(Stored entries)
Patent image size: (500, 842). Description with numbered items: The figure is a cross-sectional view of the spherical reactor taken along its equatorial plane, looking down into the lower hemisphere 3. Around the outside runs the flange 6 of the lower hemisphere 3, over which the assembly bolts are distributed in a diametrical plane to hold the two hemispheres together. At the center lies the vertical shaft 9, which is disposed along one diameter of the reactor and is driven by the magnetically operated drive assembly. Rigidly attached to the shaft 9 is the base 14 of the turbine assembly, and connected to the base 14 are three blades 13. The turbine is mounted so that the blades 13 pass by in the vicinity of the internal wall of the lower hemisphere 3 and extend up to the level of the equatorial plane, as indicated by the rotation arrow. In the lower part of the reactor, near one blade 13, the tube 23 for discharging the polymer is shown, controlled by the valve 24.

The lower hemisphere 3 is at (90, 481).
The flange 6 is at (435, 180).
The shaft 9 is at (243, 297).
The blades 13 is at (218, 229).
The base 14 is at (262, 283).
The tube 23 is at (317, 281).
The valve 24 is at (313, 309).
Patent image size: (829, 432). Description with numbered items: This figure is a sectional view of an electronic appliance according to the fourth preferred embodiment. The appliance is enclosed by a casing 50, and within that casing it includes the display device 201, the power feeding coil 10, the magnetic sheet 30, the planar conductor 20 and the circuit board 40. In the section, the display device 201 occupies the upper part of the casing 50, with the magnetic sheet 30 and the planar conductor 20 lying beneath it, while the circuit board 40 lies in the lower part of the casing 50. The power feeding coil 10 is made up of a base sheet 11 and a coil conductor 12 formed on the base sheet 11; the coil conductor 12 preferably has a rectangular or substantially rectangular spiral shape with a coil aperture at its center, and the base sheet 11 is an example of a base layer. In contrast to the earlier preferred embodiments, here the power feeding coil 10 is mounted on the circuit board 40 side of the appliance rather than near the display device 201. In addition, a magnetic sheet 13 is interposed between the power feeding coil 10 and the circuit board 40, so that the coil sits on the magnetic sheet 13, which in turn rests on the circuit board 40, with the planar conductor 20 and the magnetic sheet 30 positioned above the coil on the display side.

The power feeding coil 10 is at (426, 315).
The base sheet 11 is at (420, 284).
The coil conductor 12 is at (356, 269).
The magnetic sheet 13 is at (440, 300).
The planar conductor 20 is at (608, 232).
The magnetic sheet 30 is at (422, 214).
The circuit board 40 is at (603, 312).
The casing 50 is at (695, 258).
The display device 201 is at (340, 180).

EXERCISE OBJECTIVE -> Copy out every line of the records above, word for word.

CORRECT RESPONSE ->
Patent image size: (500, 842). Description with numbered items: The figure is a cross-sectional view of the spherical reactor taken along its equatorial plane, looking down into the lower hemisphere 3. Around the outside runs the flange 6 of the lower hemisphere 3, over which the assembly bolts are distributed in a diametrical plane to hold the two hemispheres together. At the center lies the vertical shaft 9, which is disposed along one diameter of the reactor and is driven by the magnetically operated drive assembly. Rigidly attached to the shaft 9 is the base 14 of the turbine assembly, and connected to the base 14 are three blades 13. The turbine is mounted so that the blades 13 pass by in the vicinity of the internal wall of the lower hemisphere 3 and extend up to the level of the equatorial plane, as indicated by the rotation arrow. In the lower part of the reactor, near one blade 13, the tube 23 for discharging the polymer is shown, controlled by the valve 24.

The lower hemisphere 3 is at (90, 481).
The flange 6 is at (435, 180).
The shaft 9 is at (243, 297).
The blades 13 is at (218, 229).
The base 14 is at (262, 283).
The tube 23 is at (317, 281).
The valve 24 is at (313, 309).
Patent image size: (829, 432). Description with numbered items: This figure is a sectional view of an electronic appliance according to the fourth preferred embodiment. The appliance is enclosed by a casing 50, and within that casing it includes the display device 201, the power feeding coil 10, the magnetic sheet 30, the planar conductor 20 and the circuit board 40. In the section, the display device 201 occupies the upper part of the casing 50, with the magnetic sheet 30 and the planar conductor 20 lying beneath it, while the circuit board 40 lies in the lower part of the casing 50. The power feeding coil 10 is made up of a base sheet 11 and a coil conductor 12 formed on the base sheet 11; the coil conductor 12 preferably has a rectangular or substantially rectangular spiral shape with a coil aperture at its center, and the base sheet 11 is an example of a base layer. In contrast to the earlier preferred embodiments, here the power feeding coil 10 is mounted on the circuit board 40 side of the appliance rather than near the display device 201. In addition, a magnetic sheet 13 is interposed between the power feeding coil 10 and the circuit board 40, so that the coil sits on the magnetic sheet 13, which in turn rests on the circuit board 40, with the planar conductor 20 and the magnetic sheet 30 positioned above the coil on the display side.

The power feeding coil 10 is at (426, 315).
The base sheet 11 is at (420, 284).
The coil conductor 12 is at (356, 269).
The magnetic sheet 13 is at (440, 300).
The planar conductor 20 is at (608, 232).
The magnetic sheet 30 is at (422, 214).
The circuit board 40 is at (603, 312).
The casing 50 is at (695, 258).
The display device 201 is at (340, 180).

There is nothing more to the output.